[Stored items from a collection]
☆ ☆ ☆ ☆ ☆ ☆ ☆

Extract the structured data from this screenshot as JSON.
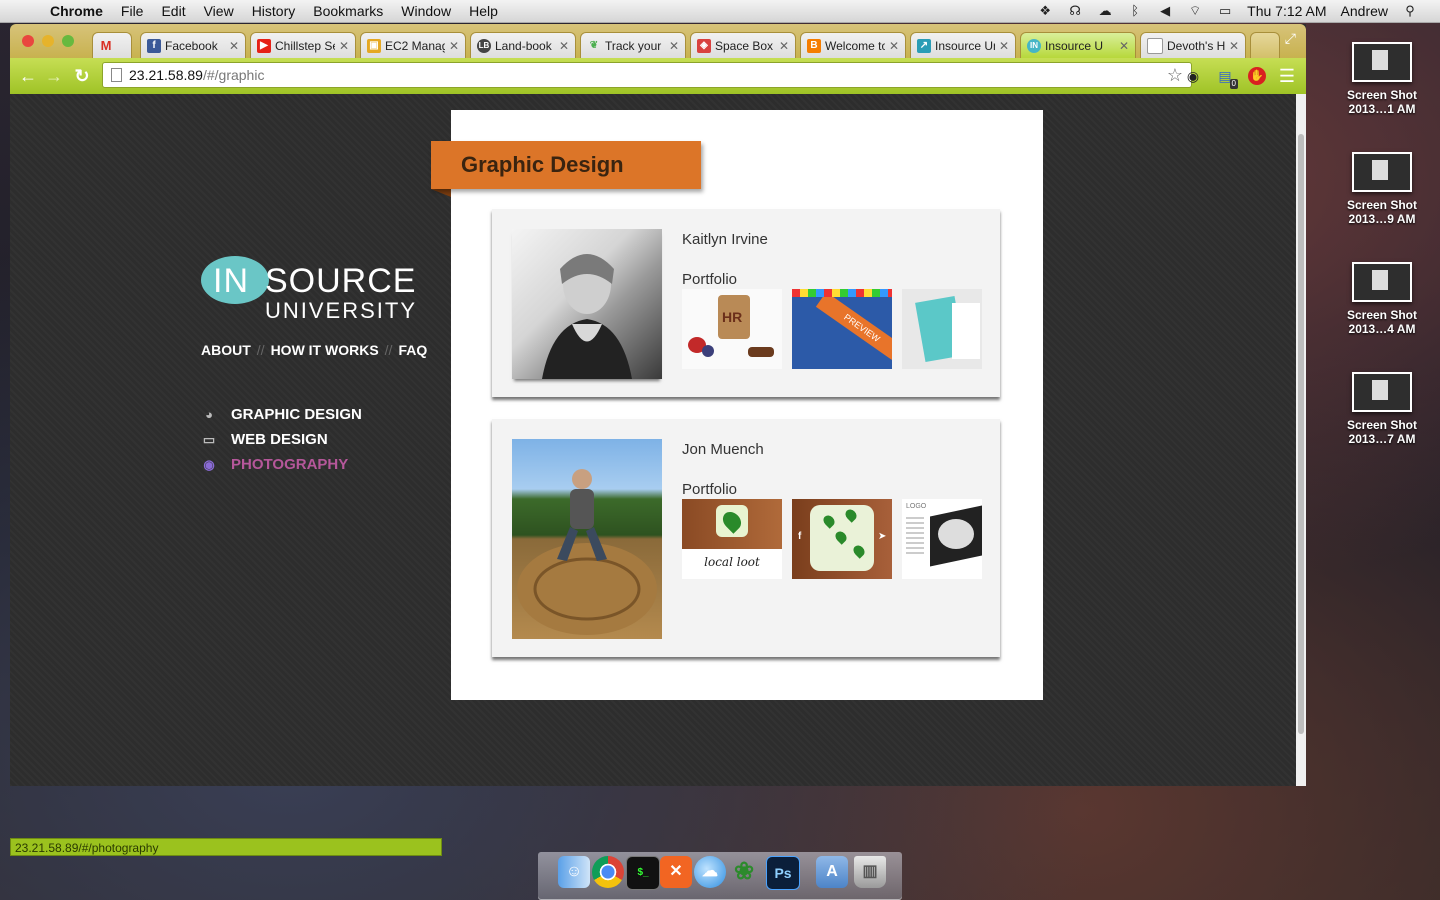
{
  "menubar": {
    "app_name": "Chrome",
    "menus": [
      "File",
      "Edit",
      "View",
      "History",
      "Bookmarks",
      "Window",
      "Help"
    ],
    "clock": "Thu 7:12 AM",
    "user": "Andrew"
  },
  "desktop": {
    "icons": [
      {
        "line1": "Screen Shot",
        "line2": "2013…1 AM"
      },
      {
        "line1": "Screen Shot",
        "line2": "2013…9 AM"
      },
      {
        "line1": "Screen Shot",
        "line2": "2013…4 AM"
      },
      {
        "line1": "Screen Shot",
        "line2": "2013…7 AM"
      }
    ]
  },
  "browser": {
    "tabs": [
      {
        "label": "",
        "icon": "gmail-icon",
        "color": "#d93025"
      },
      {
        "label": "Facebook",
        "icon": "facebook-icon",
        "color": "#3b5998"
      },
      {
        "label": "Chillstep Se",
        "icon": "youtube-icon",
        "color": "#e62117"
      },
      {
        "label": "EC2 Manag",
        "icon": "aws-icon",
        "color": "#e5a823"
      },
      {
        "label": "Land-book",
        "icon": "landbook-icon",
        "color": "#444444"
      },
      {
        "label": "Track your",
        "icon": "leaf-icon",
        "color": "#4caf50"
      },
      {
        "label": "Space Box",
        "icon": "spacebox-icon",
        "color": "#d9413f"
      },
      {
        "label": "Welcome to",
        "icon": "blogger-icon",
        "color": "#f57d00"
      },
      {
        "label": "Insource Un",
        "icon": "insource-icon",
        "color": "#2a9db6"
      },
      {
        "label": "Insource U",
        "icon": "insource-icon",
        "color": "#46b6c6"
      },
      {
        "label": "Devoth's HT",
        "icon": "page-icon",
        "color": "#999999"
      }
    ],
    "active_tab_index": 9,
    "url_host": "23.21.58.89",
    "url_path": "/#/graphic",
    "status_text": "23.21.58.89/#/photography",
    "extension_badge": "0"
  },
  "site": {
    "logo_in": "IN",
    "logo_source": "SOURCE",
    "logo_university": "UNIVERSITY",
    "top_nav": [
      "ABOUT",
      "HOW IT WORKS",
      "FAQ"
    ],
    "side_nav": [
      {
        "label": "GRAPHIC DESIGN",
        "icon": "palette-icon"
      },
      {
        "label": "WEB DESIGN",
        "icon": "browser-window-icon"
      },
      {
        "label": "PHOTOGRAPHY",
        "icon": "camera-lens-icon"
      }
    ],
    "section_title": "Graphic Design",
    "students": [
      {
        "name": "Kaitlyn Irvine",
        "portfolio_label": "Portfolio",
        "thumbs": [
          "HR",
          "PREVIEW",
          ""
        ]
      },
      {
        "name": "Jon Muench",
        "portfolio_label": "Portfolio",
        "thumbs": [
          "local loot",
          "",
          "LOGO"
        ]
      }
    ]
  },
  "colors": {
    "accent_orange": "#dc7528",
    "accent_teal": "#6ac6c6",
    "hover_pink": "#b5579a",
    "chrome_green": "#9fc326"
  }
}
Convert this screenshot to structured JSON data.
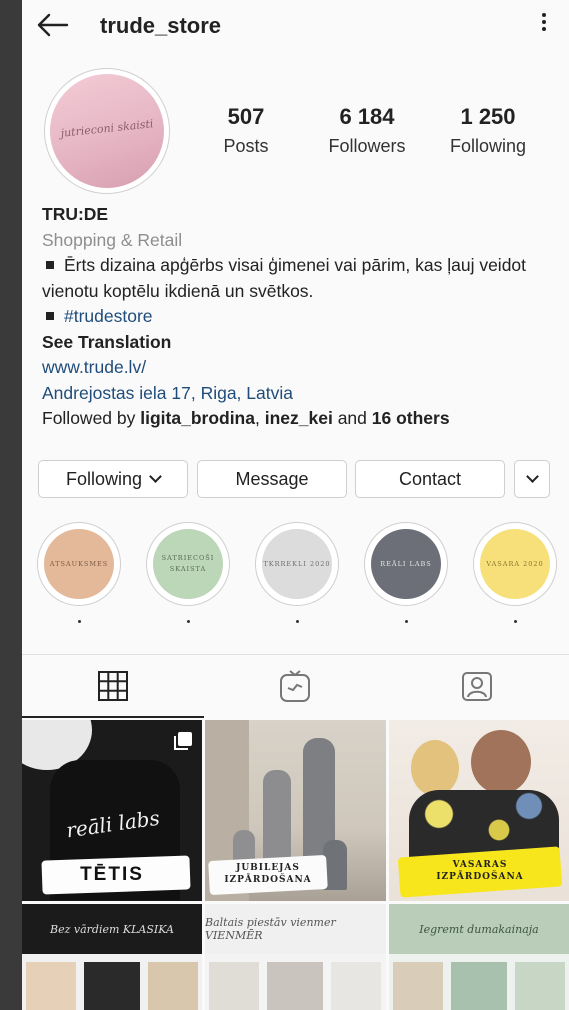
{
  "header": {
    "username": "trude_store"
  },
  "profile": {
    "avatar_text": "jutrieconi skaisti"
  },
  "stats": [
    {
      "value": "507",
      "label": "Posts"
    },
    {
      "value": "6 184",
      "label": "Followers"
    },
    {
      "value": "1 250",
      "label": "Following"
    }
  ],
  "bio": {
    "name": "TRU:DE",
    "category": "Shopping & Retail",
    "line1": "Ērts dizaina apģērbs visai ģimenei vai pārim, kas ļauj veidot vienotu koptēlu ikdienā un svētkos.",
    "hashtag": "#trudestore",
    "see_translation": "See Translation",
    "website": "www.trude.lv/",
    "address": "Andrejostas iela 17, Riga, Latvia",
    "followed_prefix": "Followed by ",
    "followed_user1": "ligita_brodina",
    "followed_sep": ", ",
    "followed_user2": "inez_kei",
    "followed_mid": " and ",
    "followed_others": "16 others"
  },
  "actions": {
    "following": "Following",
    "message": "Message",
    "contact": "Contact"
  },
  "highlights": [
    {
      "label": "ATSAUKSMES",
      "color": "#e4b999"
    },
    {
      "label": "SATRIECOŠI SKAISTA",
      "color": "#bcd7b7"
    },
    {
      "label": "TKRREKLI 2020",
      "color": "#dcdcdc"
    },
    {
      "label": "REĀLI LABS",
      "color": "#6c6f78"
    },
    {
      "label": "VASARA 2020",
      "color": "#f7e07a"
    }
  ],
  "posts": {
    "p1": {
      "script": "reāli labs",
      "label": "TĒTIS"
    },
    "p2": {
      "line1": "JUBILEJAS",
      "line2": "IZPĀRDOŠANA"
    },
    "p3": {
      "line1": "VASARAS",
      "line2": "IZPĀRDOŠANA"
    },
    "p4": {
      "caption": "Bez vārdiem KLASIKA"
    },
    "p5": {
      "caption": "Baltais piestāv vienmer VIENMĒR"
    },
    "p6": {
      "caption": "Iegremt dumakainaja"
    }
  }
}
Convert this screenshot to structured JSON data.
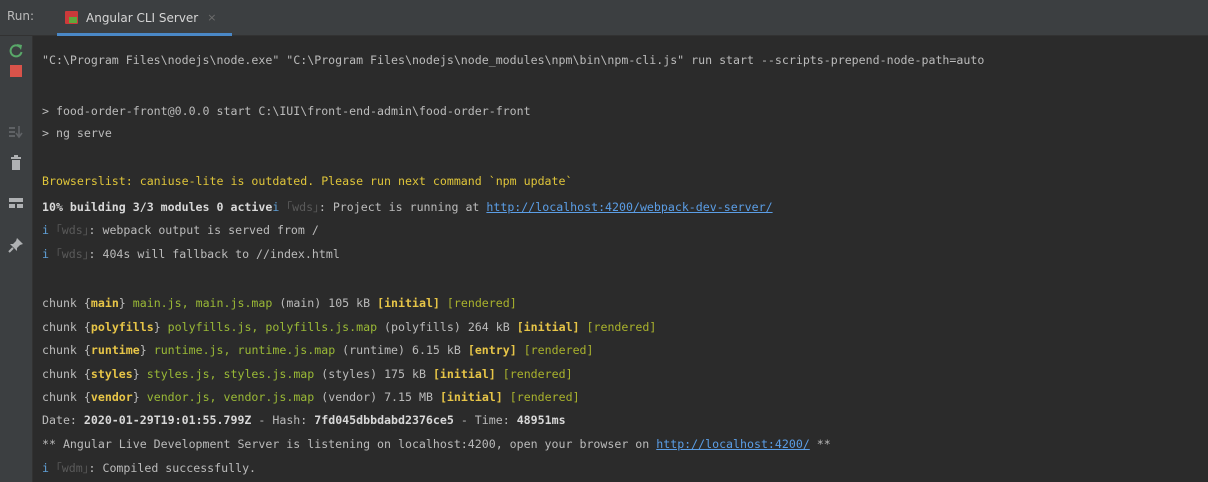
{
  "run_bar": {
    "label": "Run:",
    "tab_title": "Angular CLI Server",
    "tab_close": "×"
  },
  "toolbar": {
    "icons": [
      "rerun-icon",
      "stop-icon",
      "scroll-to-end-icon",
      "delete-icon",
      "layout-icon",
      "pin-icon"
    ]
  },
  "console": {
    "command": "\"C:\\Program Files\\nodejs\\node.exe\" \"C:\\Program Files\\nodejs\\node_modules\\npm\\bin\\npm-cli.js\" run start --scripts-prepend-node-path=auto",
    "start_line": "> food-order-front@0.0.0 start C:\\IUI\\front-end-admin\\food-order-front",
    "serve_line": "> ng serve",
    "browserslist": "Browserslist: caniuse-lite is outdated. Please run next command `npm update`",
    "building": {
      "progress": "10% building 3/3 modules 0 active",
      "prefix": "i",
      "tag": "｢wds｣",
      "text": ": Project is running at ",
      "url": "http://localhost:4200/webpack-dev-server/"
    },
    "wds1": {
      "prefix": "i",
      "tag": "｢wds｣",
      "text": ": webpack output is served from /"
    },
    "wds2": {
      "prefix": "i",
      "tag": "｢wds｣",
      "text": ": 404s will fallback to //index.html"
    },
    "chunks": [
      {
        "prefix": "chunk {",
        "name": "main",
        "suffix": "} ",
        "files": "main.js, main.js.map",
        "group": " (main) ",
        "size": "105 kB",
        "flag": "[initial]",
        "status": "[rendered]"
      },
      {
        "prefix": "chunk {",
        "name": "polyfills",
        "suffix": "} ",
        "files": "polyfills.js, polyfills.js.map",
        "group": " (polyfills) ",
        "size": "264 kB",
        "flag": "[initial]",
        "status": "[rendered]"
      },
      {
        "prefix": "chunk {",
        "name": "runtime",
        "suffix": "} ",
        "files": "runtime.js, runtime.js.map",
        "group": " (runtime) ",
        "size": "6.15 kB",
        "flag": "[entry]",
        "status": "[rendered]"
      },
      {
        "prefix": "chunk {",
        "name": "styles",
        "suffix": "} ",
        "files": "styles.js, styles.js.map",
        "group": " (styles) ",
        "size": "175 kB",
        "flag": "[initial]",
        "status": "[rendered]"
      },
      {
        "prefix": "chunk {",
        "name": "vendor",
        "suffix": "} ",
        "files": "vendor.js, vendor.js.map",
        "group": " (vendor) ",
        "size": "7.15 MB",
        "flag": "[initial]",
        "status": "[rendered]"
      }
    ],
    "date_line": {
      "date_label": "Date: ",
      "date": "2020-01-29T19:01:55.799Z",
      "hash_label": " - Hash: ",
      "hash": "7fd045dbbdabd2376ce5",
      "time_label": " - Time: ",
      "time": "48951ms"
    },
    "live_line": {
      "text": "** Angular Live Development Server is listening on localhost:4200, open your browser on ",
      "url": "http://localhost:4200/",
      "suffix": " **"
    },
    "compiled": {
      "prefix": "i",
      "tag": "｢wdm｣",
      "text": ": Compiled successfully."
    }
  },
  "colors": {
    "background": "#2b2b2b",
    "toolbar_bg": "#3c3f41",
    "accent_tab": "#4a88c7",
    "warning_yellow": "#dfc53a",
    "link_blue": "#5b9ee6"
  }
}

☆ ☆ ☆ ☆ ☆ ☆ ☆

_AIM OF THE EXERCISE_:
Copy each line of the listing that includes "polyfills".

_OUTPUT FOR THIS TASK_:
        "name": "polyfills",
        "files": "polyfills.js, polyfills.js.map",
        "group": " (polyfills) ",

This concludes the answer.